* STATED EXERCISE
Retype the whole listing verbatim and keep the pictures out of it.

**** RECORDS SHOWN

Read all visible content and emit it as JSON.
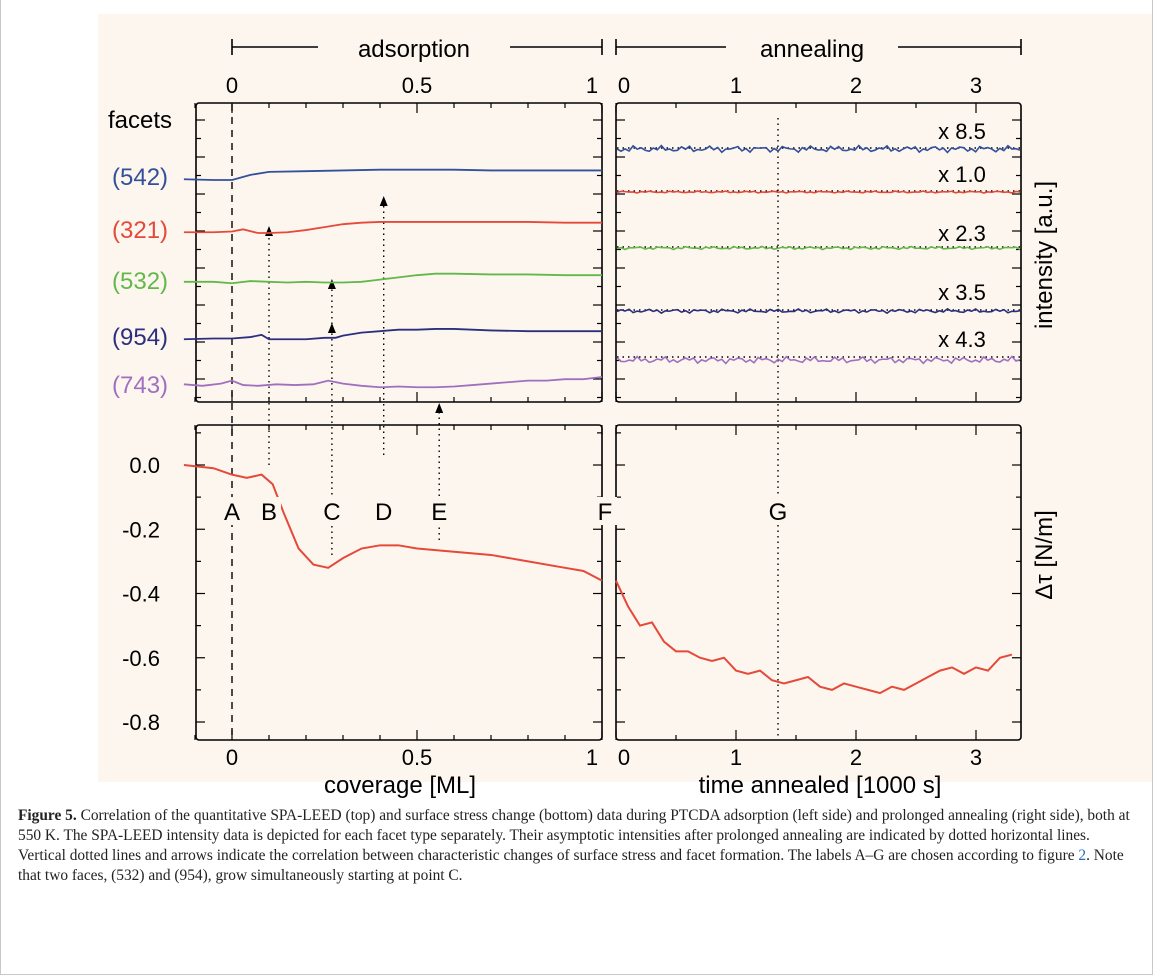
{
  "caption": {
    "label": "Figure 5.",
    "text_before_link": " Correlation of the quantitative SPA-LEED (top) and surface stress change (bottom) data during PTCDA adsorption (left side) and prolonged annealing (right side), both at 550 K. The SPA-LEED intensity data is depicted for each facet type separately. Their asymptotic intensities after prolonged annealing are indicated by dotted horizontal lines. Vertical dotted lines and arrows indicate the correlation between characteristic changes of surface stress and facet formation. The labels A–G are chosen according to figure ",
    "link_text": "2",
    "text_after_link": ". Note that two faces, (532) and (954), grow simultaneously starting at point C."
  },
  "chart_data": [
    {
      "type": "line",
      "panel": "top-left",
      "header": "adsorption",
      "x_tick_labels": [
        "0",
        "0.5",
        "1"
      ],
      "xlim": [
        -0.13,
        1.0
      ],
      "column_title": "facets",
      "series": [
        {
          "name": "(542)",
          "color": "#33509a",
          "values": {
            "x": [
              -0.13,
              -0.05,
              0.0,
              0.05,
              0.1,
              0.2,
              0.3,
              0.4,
              0.5,
              0.6,
              0.7,
              0.8,
              0.9,
              1.0
            ],
            "y": [
              0.86,
              0.85,
              0.85,
              0.92,
              0.96,
              0.97,
              0.98,
              0.99,
              0.99,
              0.99,
              0.98,
              0.98,
              0.98,
              0.98
            ]
          }
        },
        {
          "name": "(321)",
          "color": "#e5493a",
          "values": {
            "x": [
              -0.13,
              -0.05,
              0.0,
              0.03,
              0.07,
              0.1,
              0.15,
              0.2,
              0.25,
              0.3,
              0.35,
              0.4,
              0.5,
              0.6,
              0.7,
              0.8,
              0.9,
              1.0
            ],
            "y": [
              0.86,
              0.86,
              0.87,
              0.9,
              0.85,
              0.85,
              0.86,
              0.89,
              0.93,
              0.97,
              0.99,
              1.0,
              1.0,
              1.0,
              1.0,
              1.0,
              0.99,
              0.99
            ]
          }
        },
        {
          "name": "(532)",
          "color": "#63b84a",
          "values": {
            "x": [
              -0.13,
              -0.05,
              0.0,
              0.05,
              0.1,
              0.15,
              0.2,
              0.25,
              0.3,
              0.35,
              0.4,
              0.45,
              0.5,
              0.55,
              0.6,
              0.7,
              0.8,
              0.9,
              1.0
            ],
            "y": [
              0.88,
              0.88,
              0.86,
              0.89,
              0.88,
              0.87,
              0.88,
              0.87,
              0.87,
              0.88,
              0.91,
              0.94,
              0.97,
              0.99,
              0.99,
              0.98,
              0.98,
              0.97,
              0.97
            ]
          }
        },
        {
          "name": "(954)",
          "color": "#2c2f7e",
          "values": {
            "x": [
              -0.13,
              -0.05,
              0.0,
              0.05,
              0.08,
              0.1,
              0.15,
              0.2,
              0.25,
              0.28,
              0.3,
              0.35,
              0.4,
              0.45,
              0.5,
              0.55,
              0.6,
              0.7,
              0.8,
              0.9,
              1.0
            ],
            "y": [
              0.86,
              0.87,
              0.87,
              0.89,
              0.92,
              0.86,
              0.86,
              0.86,
              0.88,
              0.88,
              0.91,
              0.95,
              0.97,
              0.99,
              0.99,
              1.0,
              1.0,
              0.98,
              0.97,
              0.97,
              0.97
            ]
          }
        },
        {
          "name": "(743)",
          "color": "#a070c0",
          "values": {
            "x": [
              -0.13,
              -0.08,
              -0.03,
              0.0,
              0.03,
              0.07,
              0.12,
              0.17,
              0.22,
              0.26,
              0.3,
              0.35,
              0.4,
              0.45,
              0.5,
              0.55,
              0.6,
              0.65,
              0.7,
              0.75,
              0.8,
              0.85,
              0.9,
              0.95,
              1.0
            ],
            "y": [
              0.9,
              0.88,
              0.91,
              0.95,
              0.89,
              0.88,
              0.9,
              0.89,
              0.9,
              0.95,
              0.91,
              0.88,
              0.86,
              0.87,
              0.86,
              0.86,
              0.87,
              0.89,
              0.91,
              0.93,
              0.95,
              0.95,
              0.97,
              0.97,
              1.0
            ]
          }
        }
      ]
    },
    {
      "type": "line",
      "panel": "top-right",
      "header": "annealing",
      "x_tick_labels": [
        "0",
        "1",
        "2",
        "3"
      ],
      "xlim": [
        0,
        3.3
      ],
      "ylabel": "intensity [a.u.]",
      "scale_labels": [
        "x 8.5",
        "x 1.0",
        "x 2.3",
        "x 3.5",
        "x 4.3"
      ],
      "series": [
        {
          "name": "(542)",
          "color": "#33509a"
        },
        {
          "name": "(321)",
          "color": "#e5493a"
        },
        {
          "name": "(532)",
          "color": "#63b84a"
        },
        {
          "name": "(954)",
          "color": "#2c2f7e"
        },
        {
          "name": "(743)",
          "color": "#a070c0"
        }
      ]
    },
    {
      "type": "line",
      "panel": "bottom",
      "xlabel_left": "coverage [ML]",
      "xlabel_right": "time annealed [1000 s]",
      "ylabel": "Δτ [N/m]",
      "y_tick_labels": [
        "0.0",
        "-0.2",
        "-0.4",
        "-0.6",
        "-0.8"
      ],
      "ylim": [
        -0.8,
        0.1
      ],
      "point_labels": [
        "A",
        "B",
        "C",
        "D",
        "E",
        "F",
        "G"
      ],
      "adsorption": {
        "x": [
          -0.13,
          -0.05,
          0.0,
          0.04,
          0.08,
          0.11,
          0.14,
          0.18,
          0.22,
          0.26,
          0.3,
          0.35,
          0.4,
          0.45,
          0.5,
          0.6,
          0.7,
          0.8,
          0.9,
          0.95,
          1.0
        ],
        "y": [
          0.0,
          -0.01,
          -0.03,
          -0.04,
          -0.03,
          -0.06,
          -0.15,
          -0.26,
          -0.31,
          -0.32,
          -0.29,
          -0.26,
          -0.25,
          -0.25,
          -0.26,
          -0.27,
          -0.28,
          -0.3,
          -0.32,
          -0.33,
          -0.36
        ]
      },
      "annealing": {
        "x": [
          0.0,
          0.1,
          0.2,
          0.3,
          0.4,
          0.5,
          0.6,
          0.7,
          0.8,
          0.9,
          1.0,
          1.1,
          1.2,
          1.3,
          1.4,
          1.5,
          1.6,
          1.7,
          1.8,
          1.9,
          2.0,
          2.1,
          2.2,
          2.3,
          2.4,
          2.5,
          2.6,
          2.7,
          2.8,
          2.9,
          3.0,
          3.1,
          3.2,
          3.3
        ],
        "y": [
          -0.36,
          -0.44,
          -0.5,
          -0.49,
          -0.55,
          -0.58,
          -0.58,
          -0.6,
          -0.61,
          -0.6,
          -0.64,
          -0.65,
          -0.64,
          -0.67,
          -0.68,
          -0.67,
          -0.66,
          -0.69,
          -0.7,
          -0.68,
          -0.69,
          -0.7,
          -0.71,
          -0.69,
          -0.7,
          -0.68,
          -0.66,
          -0.64,
          -0.63,
          -0.65,
          -0.63,
          -0.64,
          -0.6,
          -0.59
        ]
      }
    }
  ]
}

********

* COMPLETE ANSWER
Read all visible content and emit it as JSON.
{
  "caption": {
    "label": "Figure 5.",
    "text_before_link": " Correlation of the quantitative SPA-LEED (top) and surface stress change (bottom) data during PTCDA adsorption (left side) and prolonged annealing (right side), both at 550 K. The SPA-LEED intensity data is depicted for each facet type separately. Their asymptotic intensities after prolonged annealing are indicated by dotted horizontal lines. Vertical dotted lines and arrows indicate the correlation between characteristic changes of surface stress and facet formation. The labels A–G are chosen according to figure ",
    "link_text": "2",
    "text_after_link": ". Note that two faces, (532) and (954), grow simultaneously starting at point C."
  },
  "chart_data": [
    {
      "type": "line",
      "panel": "top-left",
      "header": "adsorption",
      "x_tick_labels": [
        "0",
        "0.5",
        "1"
      ],
      "xlim": [
        -0.13,
        1.0
      ],
      "column_title": "facets",
      "series": [
        {
          "name": "(542)",
          "color": "#33509a",
          "values": {
            "x": [
              -0.13,
              -0.05,
              0.0,
              0.05,
              0.1,
              0.2,
              0.3,
              0.4,
              0.5,
              0.6,
              0.7,
              0.8,
              0.9,
              1.0
            ],
            "y": [
              0.86,
              0.85,
              0.85,
              0.92,
              0.96,
              0.97,
              0.98,
              0.99,
              0.99,
              0.99,
              0.98,
              0.98,
              0.98,
              0.98
            ]
          }
        },
        {
          "name": "(321)",
          "color": "#e5493a",
          "values": {
            "x": [
              -0.13,
              -0.05,
              0.0,
              0.03,
              0.07,
              0.1,
              0.15,
              0.2,
              0.25,
              0.3,
              0.35,
              0.4,
              0.5,
              0.6,
              0.7,
              0.8,
              0.9,
              1.0
            ],
            "y": [
              0.86,
              0.86,
              0.87,
              0.9,
              0.85,
              0.85,
              0.86,
              0.89,
              0.93,
              0.97,
              0.99,
              1.0,
              1.0,
              1.0,
              1.0,
              1.0,
              0.99,
              0.99
            ]
          }
        },
        {
          "name": "(532)",
          "color": "#63b84a",
          "values": {
            "x": [
              -0.13,
              -0.05,
              0.0,
              0.05,
              0.1,
              0.15,
              0.2,
              0.25,
              0.3,
              0.35,
              0.4,
              0.45,
              0.5,
              0.55,
              0.6,
              0.7,
              0.8,
              0.9,
              1.0
            ],
            "y": [
              0.88,
              0.88,
              0.86,
              0.89,
              0.88,
              0.87,
              0.88,
              0.87,
              0.87,
              0.88,
              0.91,
              0.94,
              0.97,
              0.99,
              0.99,
              0.98,
              0.98,
              0.97,
              0.97
            ]
          }
        },
        {
          "name": "(954)",
          "color": "#2c2f7e",
          "values": {
            "x": [
              -0.13,
              -0.05,
              0.0,
              0.05,
              0.08,
              0.1,
              0.15,
              0.2,
              0.25,
              0.28,
              0.3,
              0.35,
              0.4,
              0.45,
              0.5,
              0.55,
              0.6,
              0.7,
              0.8,
              0.9,
              1.0
            ],
            "y": [
              0.86,
              0.87,
              0.87,
              0.89,
              0.92,
              0.86,
              0.86,
              0.86,
              0.88,
              0.88,
              0.91,
              0.95,
              0.97,
              0.99,
              0.99,
              1.0,
              1.0,
              0.98,
              0.97,
              0.97,
              0.97
            ]
          }
        },
        {
          "name": "(743)",
          "color": "#a070c0",
          "values": {
            "x": [
              -0.13,
              -0.08,
              -0.03,
              0.0,
              0.03,
              0.07,
              0.12,
              0.17,
              0.22,
              0.26,
              0.3,
              0.35,
              0.4,
              0.45,
              0.5,
              0.55,
              0.6,
              0.65,
              0.7,
              0.75,
              0.8,
              0.85,
              0.9,
              0.95,
              1.0
            ],
            "y": [
              0.9,
              0.88,
              0.91,
              0.95,
              0.89,
              0.88,
              0.9,
              0.89,
              0.9,
              0.95,
              0.91,
              0.88,
              0.86,
              0.87,
              0.86,
              0.86,
              0.87,
              0.89,
              0.91,
              0.93,
              0.95,
              0.95,
              0.97,
              0.97,
              1.0
            ]
          }
        }
      ]
    },
    {
      "type": "line",
      "panel": "top-right",
      "header": "annealing",
      "x_tick_labels": [
        "0",
        "1",
        "2",
        "3"
      ],
      "xlim": [
        0,
        3.3
      ],
      "ylabel": "intensity [a.u.]",
      "scale_labels": [
        "x 8.5",
        "x 1.0",
        "x 2.3",
        "x 3.5",
        "x 4.3"
      ],
      "series": [
        {
          "name": "(542)",
          "color": "#33509a"
        },
        {
          "name": "(321)",
          "color": "#e5493a"
        },
        {
          "name": "(532)",
          "color": "#63b84a"
        },
        {
          "name": "(954)",
          "color": "#2c2f7e"
        },
        {
          "name": "(743)",
          "color": "#a070c0"
        }
      ]
    },
    {
      "type": "line",
      "panel": "bottom",
      "xlabel_left": "coverage [ML]",
      "xlabel_right": "time annealed [1000 s]",
      "ylabel": "Δτ [N/m]",
      "y_tick_labels": [
        "0.0",
        "-0.2",
        "-0.4",
        "-0.6",
        "-0.8"
      ],
      "ylim": [
        -0.8,
        0.1
      ],
      "point_labels": [
        "A",
        "B",
        "C",
        "D",
        "E",
        "F",
        "G"
      ],
      "adsorption": {
        "x": [
          -0.13,
          -0.05,
          0.0,
          0.04,
          0.08,
          0.11,
          0.14,
          0.18,
          0.22,
          0.26,
          0.3,
          0.35,
          0.4,
          0.45,
          0.5,
          0.6,
          0.7,
          0.8,
          0.9,
          0.95,
          1.0
        ],
        "y": [
          0.0,
          -0.01,
          -0.03,
          -0.04,
          -0.03,
          -0.06,
          -0.15,
          -0.26,
          -0.31,
          -0.32,
          -0.29,
          -0.26,
          -0.25,
          -0.25,
          -0.26,
          -0.27,
          -0.28,
          -0.3,
          -0.32,
          -0.33,
          -0.36
        ]
      },
      "annealing": {
        "x": [
          0.0,
          0.1,
          0.2,
          0.3,
          0.4,
          0.5,
          0.6,
          0.7,
          0.8,
          0.9,
          1.0,
          1.1,
          1.2,
          1.3,
          1.4,
          1.5,
          1.6,
          1.7,
          1.8,
          1.9,
          2.0,
          2.1,
          2.2,
          2.3,
          2.4,
          2.5,
          2.6,
          2.7,
          2.8,
          2.9,
          3.0,
          3.1,
          3.2,
          3.3
        ],
        "y": [
          -0.36,
          -0.44,
          -0.5,
          -0.49,
          -0.55,
          -0.58,
          -0.58,
          -0.6,
          -0.61,
          -0.6,
          -0.64,
          -0.65,
          -0.64,
          -0.67,
          -0.68,
          -0.67,
          -0.66,
          -0.69,
          -0.7,
          -0.68,
          -0.69,
          -0.7,
          -0.71,
          -0.69,
          -0.7,
          -0.68,
          -0.66,
          -0.64,
          -0.63,
          -0.65,
          -0.63,
          -0.64,
          -0.6,
          -0.59
        ]
      }
    }
  ]
}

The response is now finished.